- What the exercise asks -
Count every line below in which "sidebar" occurs, then give only the count.

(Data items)
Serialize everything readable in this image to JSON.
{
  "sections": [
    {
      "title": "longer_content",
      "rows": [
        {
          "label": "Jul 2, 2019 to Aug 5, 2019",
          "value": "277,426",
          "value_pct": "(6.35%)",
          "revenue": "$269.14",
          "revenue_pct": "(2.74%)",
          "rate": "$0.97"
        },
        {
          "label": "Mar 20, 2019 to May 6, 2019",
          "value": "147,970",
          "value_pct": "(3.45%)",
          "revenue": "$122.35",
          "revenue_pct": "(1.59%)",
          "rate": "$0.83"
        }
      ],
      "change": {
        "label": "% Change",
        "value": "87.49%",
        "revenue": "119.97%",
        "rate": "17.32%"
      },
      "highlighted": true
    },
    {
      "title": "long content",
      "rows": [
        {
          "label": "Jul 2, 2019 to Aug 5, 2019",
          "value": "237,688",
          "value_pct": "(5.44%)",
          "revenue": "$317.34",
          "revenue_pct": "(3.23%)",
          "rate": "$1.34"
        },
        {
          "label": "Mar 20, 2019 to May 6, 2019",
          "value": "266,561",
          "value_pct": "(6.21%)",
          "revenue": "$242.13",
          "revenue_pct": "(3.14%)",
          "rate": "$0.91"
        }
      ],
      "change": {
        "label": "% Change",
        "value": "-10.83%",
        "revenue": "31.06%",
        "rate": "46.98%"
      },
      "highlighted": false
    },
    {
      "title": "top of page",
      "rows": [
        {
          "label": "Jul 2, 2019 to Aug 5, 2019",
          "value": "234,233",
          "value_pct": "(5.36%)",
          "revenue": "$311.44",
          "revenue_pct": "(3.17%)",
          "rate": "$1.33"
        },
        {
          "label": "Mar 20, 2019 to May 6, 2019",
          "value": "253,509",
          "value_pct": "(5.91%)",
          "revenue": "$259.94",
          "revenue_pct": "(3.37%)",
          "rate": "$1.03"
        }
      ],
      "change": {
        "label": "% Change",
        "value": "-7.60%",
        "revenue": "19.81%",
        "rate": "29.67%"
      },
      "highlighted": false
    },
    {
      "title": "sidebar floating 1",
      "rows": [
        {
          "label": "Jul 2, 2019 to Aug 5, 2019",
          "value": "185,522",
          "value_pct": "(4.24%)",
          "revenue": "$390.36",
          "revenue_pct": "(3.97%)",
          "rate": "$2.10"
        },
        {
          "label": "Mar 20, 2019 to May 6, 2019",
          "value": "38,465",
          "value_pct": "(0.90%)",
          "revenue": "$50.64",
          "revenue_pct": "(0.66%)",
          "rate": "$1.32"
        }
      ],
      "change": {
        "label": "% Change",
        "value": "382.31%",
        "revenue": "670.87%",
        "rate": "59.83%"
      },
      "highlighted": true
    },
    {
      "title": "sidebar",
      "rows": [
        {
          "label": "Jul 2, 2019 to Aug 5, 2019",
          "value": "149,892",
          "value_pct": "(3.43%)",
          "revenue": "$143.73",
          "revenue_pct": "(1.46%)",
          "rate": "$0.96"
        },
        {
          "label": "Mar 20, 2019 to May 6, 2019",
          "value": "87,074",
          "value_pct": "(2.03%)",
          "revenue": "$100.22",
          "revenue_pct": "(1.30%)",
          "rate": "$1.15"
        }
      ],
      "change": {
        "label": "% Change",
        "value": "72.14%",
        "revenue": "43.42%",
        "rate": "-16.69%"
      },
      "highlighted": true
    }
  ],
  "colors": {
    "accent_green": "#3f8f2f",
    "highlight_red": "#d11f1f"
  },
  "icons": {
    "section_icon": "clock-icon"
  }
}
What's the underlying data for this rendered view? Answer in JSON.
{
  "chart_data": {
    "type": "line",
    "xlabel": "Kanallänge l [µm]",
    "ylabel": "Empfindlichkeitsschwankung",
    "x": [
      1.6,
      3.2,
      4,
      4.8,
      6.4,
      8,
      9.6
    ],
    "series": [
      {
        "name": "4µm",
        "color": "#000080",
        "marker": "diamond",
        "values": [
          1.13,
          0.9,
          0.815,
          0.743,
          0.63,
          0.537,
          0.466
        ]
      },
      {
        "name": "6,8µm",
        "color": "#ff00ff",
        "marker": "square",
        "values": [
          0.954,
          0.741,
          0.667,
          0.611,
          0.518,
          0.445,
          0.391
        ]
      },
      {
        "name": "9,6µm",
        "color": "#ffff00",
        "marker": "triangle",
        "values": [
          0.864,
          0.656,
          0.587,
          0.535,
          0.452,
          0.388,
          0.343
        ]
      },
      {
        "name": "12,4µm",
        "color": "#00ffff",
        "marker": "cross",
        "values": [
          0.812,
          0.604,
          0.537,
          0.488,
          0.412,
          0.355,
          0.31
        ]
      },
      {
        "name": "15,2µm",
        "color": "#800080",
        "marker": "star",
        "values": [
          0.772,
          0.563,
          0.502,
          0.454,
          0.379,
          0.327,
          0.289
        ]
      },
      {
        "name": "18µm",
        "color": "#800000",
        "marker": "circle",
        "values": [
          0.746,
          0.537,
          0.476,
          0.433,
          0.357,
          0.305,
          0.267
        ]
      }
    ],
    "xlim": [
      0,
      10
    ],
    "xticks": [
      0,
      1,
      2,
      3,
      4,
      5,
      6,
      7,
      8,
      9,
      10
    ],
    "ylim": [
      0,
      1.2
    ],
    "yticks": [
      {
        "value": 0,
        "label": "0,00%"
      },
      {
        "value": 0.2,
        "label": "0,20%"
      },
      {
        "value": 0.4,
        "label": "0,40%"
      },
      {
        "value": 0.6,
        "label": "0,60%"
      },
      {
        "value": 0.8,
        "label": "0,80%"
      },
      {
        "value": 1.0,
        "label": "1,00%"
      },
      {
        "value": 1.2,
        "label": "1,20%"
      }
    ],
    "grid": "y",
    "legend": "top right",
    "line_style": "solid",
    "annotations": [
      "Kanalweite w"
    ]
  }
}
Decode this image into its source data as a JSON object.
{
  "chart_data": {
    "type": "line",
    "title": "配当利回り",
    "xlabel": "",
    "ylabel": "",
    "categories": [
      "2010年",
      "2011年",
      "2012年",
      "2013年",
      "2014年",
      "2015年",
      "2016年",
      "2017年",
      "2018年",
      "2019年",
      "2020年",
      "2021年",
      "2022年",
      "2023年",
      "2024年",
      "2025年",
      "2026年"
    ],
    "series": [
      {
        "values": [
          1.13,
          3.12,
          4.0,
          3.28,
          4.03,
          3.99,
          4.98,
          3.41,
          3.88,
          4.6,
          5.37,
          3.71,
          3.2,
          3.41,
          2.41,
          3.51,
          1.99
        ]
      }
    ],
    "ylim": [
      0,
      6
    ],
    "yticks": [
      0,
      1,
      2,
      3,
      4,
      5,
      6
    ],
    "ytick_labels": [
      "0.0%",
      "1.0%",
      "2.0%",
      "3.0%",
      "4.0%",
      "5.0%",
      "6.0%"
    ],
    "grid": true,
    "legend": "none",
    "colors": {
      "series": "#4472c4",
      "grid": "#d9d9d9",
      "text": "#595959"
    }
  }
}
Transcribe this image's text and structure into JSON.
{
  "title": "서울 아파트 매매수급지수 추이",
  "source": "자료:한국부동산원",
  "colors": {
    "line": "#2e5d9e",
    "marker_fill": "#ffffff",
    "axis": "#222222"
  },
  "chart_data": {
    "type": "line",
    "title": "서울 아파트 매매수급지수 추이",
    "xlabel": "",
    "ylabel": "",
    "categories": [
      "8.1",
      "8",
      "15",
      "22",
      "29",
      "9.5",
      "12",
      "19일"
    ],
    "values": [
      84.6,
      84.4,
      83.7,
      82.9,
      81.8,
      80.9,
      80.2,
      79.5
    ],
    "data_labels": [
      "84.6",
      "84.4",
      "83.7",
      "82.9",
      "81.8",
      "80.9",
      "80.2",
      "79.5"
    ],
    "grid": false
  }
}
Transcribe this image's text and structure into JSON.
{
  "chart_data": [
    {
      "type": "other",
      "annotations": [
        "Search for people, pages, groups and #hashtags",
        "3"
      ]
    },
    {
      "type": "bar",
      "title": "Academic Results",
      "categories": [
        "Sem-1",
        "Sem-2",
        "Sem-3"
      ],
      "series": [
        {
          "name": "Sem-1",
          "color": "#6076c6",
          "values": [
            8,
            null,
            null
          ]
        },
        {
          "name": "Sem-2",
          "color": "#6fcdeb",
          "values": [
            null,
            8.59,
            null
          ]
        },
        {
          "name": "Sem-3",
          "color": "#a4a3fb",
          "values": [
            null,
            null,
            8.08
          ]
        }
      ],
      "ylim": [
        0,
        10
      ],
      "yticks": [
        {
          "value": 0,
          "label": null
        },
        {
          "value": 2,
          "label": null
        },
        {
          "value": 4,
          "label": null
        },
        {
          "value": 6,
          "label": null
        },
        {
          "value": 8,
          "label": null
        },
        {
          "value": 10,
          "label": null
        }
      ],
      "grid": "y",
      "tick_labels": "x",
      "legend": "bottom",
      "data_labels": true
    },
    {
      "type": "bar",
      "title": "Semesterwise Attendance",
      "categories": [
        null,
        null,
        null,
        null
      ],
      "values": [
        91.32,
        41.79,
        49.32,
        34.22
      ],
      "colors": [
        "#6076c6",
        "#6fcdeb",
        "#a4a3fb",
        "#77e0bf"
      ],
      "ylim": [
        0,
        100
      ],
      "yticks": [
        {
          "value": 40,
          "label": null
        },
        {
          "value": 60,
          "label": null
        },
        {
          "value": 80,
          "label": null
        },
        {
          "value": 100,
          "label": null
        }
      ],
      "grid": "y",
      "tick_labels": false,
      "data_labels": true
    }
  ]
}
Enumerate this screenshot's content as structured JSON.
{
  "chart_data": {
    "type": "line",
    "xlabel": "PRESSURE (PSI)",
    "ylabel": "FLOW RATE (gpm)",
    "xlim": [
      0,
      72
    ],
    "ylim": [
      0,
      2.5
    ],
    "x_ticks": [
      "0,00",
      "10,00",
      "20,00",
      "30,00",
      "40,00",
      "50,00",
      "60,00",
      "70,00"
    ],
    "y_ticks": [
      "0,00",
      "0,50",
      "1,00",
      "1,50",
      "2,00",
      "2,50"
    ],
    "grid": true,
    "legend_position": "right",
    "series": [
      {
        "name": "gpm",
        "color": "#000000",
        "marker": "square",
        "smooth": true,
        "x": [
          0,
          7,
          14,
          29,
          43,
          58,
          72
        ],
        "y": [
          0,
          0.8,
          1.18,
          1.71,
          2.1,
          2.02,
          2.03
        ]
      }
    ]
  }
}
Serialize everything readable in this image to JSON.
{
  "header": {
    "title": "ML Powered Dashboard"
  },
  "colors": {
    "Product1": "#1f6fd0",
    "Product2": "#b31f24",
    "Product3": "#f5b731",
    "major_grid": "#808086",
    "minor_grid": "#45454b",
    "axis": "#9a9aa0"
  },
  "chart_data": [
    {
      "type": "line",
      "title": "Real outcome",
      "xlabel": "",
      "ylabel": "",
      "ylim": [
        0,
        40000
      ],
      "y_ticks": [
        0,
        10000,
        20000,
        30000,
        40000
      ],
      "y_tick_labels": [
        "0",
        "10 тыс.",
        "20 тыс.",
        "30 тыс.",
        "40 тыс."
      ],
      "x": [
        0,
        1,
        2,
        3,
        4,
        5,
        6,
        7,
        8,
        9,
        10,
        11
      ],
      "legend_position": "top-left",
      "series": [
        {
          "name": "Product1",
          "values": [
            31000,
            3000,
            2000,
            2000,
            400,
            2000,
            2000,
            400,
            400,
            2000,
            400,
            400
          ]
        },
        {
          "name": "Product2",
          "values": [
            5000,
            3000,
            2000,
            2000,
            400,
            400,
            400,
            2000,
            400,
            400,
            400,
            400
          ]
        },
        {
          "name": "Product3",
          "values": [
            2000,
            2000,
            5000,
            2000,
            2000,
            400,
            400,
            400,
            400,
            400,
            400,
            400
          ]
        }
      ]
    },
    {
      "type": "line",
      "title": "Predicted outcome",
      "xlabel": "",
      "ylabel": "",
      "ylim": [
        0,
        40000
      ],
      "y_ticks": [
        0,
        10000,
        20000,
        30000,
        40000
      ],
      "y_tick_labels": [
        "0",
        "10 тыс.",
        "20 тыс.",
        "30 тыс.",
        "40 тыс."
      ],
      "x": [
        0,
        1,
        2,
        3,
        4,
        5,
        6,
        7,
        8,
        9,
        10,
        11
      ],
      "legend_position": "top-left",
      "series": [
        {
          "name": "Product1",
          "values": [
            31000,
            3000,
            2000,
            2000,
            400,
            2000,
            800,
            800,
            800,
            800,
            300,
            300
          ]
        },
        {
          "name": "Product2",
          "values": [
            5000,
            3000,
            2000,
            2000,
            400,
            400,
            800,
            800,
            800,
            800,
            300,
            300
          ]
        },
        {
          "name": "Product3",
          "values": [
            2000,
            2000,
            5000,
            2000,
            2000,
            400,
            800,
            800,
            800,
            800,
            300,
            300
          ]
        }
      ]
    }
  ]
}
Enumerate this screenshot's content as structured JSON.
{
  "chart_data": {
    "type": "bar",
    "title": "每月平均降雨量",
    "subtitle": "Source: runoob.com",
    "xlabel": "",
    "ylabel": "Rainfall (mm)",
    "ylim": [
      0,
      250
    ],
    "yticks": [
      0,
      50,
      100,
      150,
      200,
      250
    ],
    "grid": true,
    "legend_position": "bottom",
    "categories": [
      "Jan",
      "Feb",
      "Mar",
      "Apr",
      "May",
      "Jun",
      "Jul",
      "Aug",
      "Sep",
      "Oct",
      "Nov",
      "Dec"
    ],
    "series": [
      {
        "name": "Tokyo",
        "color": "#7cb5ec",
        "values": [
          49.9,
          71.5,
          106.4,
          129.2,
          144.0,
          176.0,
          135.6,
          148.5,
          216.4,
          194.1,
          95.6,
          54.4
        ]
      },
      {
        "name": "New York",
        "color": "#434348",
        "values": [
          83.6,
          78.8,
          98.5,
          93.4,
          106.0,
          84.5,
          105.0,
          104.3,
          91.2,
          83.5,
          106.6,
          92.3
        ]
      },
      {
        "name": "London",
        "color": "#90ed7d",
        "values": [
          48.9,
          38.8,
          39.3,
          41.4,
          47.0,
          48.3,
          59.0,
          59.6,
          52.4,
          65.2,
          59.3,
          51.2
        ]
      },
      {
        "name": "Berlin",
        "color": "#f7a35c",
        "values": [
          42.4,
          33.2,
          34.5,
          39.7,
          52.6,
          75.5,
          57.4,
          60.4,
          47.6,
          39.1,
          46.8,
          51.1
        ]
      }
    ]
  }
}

- Answer to the task -
2